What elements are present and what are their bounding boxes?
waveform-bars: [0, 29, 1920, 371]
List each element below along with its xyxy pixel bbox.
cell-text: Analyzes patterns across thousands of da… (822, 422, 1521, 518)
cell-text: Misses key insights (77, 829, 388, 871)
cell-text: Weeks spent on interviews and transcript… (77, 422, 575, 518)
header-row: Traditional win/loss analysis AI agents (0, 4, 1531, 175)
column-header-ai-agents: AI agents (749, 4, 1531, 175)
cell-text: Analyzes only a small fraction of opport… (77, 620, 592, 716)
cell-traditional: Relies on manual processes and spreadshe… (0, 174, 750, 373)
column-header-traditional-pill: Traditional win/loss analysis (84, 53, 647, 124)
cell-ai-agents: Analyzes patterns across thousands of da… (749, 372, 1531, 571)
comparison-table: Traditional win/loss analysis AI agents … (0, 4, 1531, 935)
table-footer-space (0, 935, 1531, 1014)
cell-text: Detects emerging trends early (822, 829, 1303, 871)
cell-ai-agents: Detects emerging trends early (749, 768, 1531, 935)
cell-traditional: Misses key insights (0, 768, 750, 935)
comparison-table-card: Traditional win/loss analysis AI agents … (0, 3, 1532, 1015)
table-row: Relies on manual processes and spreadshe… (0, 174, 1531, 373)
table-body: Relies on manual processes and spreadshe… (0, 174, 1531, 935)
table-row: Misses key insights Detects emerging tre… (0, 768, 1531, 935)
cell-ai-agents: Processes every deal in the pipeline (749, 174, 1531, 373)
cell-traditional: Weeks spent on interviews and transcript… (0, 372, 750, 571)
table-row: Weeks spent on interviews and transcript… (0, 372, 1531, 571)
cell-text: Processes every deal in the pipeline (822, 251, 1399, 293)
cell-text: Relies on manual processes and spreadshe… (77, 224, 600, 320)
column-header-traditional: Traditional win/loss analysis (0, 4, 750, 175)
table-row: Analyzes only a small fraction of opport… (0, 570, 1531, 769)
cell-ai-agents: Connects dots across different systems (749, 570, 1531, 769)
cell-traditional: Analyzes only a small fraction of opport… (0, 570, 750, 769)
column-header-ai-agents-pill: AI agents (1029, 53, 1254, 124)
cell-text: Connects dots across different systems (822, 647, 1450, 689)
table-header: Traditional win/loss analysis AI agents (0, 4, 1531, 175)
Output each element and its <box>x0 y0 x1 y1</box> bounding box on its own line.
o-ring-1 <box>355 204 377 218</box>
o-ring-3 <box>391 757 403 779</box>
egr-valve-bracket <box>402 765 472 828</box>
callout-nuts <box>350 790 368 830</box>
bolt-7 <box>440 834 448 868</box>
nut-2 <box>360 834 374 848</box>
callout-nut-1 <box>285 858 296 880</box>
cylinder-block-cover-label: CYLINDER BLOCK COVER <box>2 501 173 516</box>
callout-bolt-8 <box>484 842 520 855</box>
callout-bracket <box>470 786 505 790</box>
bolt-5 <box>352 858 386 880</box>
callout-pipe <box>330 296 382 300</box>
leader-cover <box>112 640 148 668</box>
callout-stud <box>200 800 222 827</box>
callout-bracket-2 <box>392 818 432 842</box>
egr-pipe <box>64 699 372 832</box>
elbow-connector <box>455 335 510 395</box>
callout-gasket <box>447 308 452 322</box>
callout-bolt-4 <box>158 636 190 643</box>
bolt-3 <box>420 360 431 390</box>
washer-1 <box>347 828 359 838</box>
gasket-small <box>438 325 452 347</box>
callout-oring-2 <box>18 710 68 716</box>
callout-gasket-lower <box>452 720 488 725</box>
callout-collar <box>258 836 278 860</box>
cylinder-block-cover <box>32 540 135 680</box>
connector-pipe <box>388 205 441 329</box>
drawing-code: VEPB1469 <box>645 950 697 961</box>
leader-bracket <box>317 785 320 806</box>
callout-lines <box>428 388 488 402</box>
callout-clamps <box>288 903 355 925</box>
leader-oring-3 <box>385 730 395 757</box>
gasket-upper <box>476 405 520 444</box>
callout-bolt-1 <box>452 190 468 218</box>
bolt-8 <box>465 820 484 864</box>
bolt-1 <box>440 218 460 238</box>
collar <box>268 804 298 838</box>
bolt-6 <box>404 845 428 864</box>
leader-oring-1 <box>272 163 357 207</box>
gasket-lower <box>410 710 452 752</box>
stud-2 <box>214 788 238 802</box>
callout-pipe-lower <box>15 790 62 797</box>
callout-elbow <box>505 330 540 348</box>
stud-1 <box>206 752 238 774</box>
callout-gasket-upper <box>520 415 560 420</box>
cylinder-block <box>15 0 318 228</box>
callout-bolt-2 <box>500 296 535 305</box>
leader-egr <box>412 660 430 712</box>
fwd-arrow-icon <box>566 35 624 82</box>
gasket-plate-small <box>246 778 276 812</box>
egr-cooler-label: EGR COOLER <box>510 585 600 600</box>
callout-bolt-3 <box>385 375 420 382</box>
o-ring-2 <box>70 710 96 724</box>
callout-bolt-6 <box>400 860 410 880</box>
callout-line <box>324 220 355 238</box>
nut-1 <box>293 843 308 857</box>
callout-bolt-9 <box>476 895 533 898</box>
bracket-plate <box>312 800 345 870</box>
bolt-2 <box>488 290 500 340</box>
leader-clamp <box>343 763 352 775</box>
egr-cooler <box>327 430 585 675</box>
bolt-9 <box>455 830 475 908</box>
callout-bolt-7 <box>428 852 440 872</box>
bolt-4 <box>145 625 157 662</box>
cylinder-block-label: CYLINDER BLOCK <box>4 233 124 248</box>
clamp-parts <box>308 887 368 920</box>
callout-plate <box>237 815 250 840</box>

•••

> _Exercise goal_: Can you write out all the rows above, reproducing every line character for character without changing anything?

> _Task answer_:
What elements are present and what are their bounding boxes?
waveform-bars: [0, 29, 1920, 371]
List each element below along with its xyxy pixel bbox.
cell-text: Analyzes patterns across thousands of da… (822, 422, 1521, 518)
cell-text: Misses key insights (77, 829, 388, 871)
cell-text: Weeks spent on interviews and transcript… (77, 422, 575, 518)
header-row: Traditional win/loss analysis AI agents (0, 4, 1531, 175)
column-header-ai-agents: AI agents (749, 4, 1531, 175)
cell-text: Analyzes only a small fraction of opport… (77, 620, 592, 716)
cell-traditional: Relies on manual processes and spreadshe… (0, 174, 750, 373)
column-header-traditional-pill: Traditional win/loss analysis (84, 53, 647, 124)
cell-ai-agents: Analyzes patterns across thousands of da… (749, 372, 1531, 571)
comparison-table: Traditional win/loss analysis AI agents … (0, 4, 1531, 935)
table-footer-space (0, 935, 1531, 1014)
cell-text: Detects emerging trends early (822, 829, 1303, 871)
cell-ai-agents: Detects emerging trends early (749, 768, 1531, 935)
cell-traditional: Misses key insights (0, 768, 750, 935)
comparison-table-card: Traditional win/loss analysis AI agents … (0, 3, 1532, 1015)
table-row: Relies on manual processes and spreadshe… (0, 174, 1531, 373)
table-body: Relies on manual processes and spreadshe… (0, 174, 1531, 935)
table-row: Misses key insights Detects emerging tre… (0, 768, 1531, 935)
cell-ai-agents: Processes every deal in the pipeline (749, 174, 1531, 373)
cell-traditional: Weeks spent on interviews and transcript… (0, 372, 750, 571)
table-row: Weeks spent on interviews and transcript… (0, 372, 1531, 571)
cell-text: Processes every deal in the pipeline (822, 251, 1399, 293)
cell-text: Relies on manual processes and spreadshe… (77, 224, 600, 320)
column-header-traditional: Traditional win/loss analysis (0, 4, 750, 175)
table-row: Analyzes only a small fraction of opport… (0, 570, 1531, 769)
cell-ai-agents: Connects dots across different systems (749, 570, 1531, 769)
cell-traditional: Analyzes only a small fraction of opport… (0, 570, 750, 769)
column-header-ai-agents-pill: AI agents (1029, 53, 1254, 124)
cell-text: Connects dots across different systems (822, 647, 1450, 689)
table-header: Traditional win/loss analysis AI agents (0, 4, 1531, 175)
Output each element and its <box>x0 y0 x1 y1</box> bounding box on its own line.
o-ring-1 <box>355 204 377 218</box>
o-ring-3 <box>391 757 403 779</box>
egr-valve-bracket <box>402 765 472 828</box>
callout-nuts <box>350 790 368 830</box>
bolt-7 <box>440 834 448 868</box>
nut-2 <box>360 834 374 848</box>
callout-nut-1 <box>285 858 296 880</box>
cylinder-block-cover-label: CYLINDER BLOCK COVER <box>2 501 173 516</box>
callout-bolt-8 <box>484 842 520 855</box>
callout-bracket <box>470 786 505 790</box>
bolt-5 <box>352 858 386 880</box>
callout-pipe <box>330 296 382 300</box>
leader-cover <box>112 640 148 668</box>
callout-stud <box>200 800 222 827</box>
callout-bracket-2 <box>392 818 432 842</box>
egr-pipe <box>64 699 372 832</box>
elbow-connector <box>455 335 510 395</box>
callout-gasket <box>447 308 452 322</box>
callout-bolt-4 <box>158 636 190 643</box>
bolt-3 <box>420 360 431 390</box>
washer-1 <box>347 828 359 838</box>
gasket-small <box>438 325 452 347</box>
callout-oring-2 <box>18 710 68 716</box>
callout-gasket-lower <box>452 720 488 725</box>
callout-collar <box>258 836 278 860</box>
cylinder-block-cover <box>32 540 135 680</box>
connector-pipe <box>388 205 441 329</box>
drawing-code: VEPB1469 <box>645 950 697 961</box>
leader-bracket <box>317 785 320 806</box>
callout-lines <box>428 388 488 402</box>
callout-clamps <box>288 903 355 925</box>
leader-oring-3 <box>385 730 395 757</box>
gasket-upper <box>476 405 520 444</box>
callout-bolt-1 <box>452 190 468 218</box>
bolt-8 <box>465 820 484 864</box>
bolt-1 <box>440 218 460 238</box>
collar <box>268 804 298 838</box>
bolt-6 <box>404 845 428 864</box>
leader-oring-1 <box>272 163 357 207</box>
gasket-lower <box>410 710 452 752</box>
stud-2 <box>214 788 238 802</box>
callout-pipe-lower <box>15 790 62 797</box>
callout-elbow <box>505 330 540 348</box>
stud-1 <box>206 752 238 774</box>
callout-gasket-upper <box>520 415 560 420</box>
cylinder-block <box>15 0 318 228</box>
callout-bolt-2 <box>500 296 535 305</box>
leader-egr <box>412 660 430 712</box>
fwd-arrow-icon <box>566 35 624 82</box>
gasket-plate-small <box>246 778 276 812</box>
egr-cooler-label: EGR COOLER <box>510 585 600 600</box>
callout-bolt-3 <box>385 375 420 382</box>
o-ring-2 <box>70 710 96 724</box>
callout-bolt-6 <box>400 860 410 880</box>
callout-line <box>324 220 355 238</box>
nut-1 <box>293 843 308 857</box>
callout-bolt-9 <box>476 895 533 898</box>
bracket-plate <box>312 800 345 870</box>
bolt-2 <box>488 290 500 340</box>
leader-clamp <box>343 763 352 775</box>
egr-cooler <box>327 430 585 675</box>
bolt-9 <box>455 830 475 908</box>
callout-bolt-7 <box>428 852 440 872</box>
bolt-4 <box>145 625 157 662</box>
cylinder-block-label: CYLINDER BLOCK <box>4 233 124 248</box>
clamp-parts <box>308 887 368 920</box>
callout-plate <box>237 815 250 840</box>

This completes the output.